* **Entries**
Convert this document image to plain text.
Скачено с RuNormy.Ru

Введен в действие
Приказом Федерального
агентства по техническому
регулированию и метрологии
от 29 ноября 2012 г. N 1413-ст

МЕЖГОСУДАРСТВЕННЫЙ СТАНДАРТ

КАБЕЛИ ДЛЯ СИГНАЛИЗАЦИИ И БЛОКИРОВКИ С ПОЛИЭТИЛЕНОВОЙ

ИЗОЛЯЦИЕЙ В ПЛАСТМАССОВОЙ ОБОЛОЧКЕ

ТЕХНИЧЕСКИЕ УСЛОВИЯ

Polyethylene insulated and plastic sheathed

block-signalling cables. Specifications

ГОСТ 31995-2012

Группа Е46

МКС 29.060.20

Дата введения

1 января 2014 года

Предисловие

* **The task**
Above are the records; retype every one exactly.

* **Solution below**
Convert this document image to plain text.
Скачено с RuNormy.Ru

Введен в действие
Приказом Федерального
агентства по техническому
регулированию и метрологии
от 29 ноября 2012 г. N 1413-ст

МЕЖГОСУДАРСТВЕННЫЙ СТАНДАРТ

КАБЕЛИ ДЛЯ СИГНАЛИЗАЦИИ И БЛОКИРОВКИ С ПОЛИЭТИЛЕНОВОЙ

ИЗОЛЯЦИЕЙ В ПЛАСТМАССОВОЙ ОБОЛОЧКЕ

ТЕХНИЧЕСКИЕ УСЛОВИЯ

Polyethylene insulated and plastic sheathed

block-signalling cables. Specifications

ГОСТ 31995-2012

Группа Е46

МКС 29.060.20

Дата введения

1 января 2014 года

Предисловие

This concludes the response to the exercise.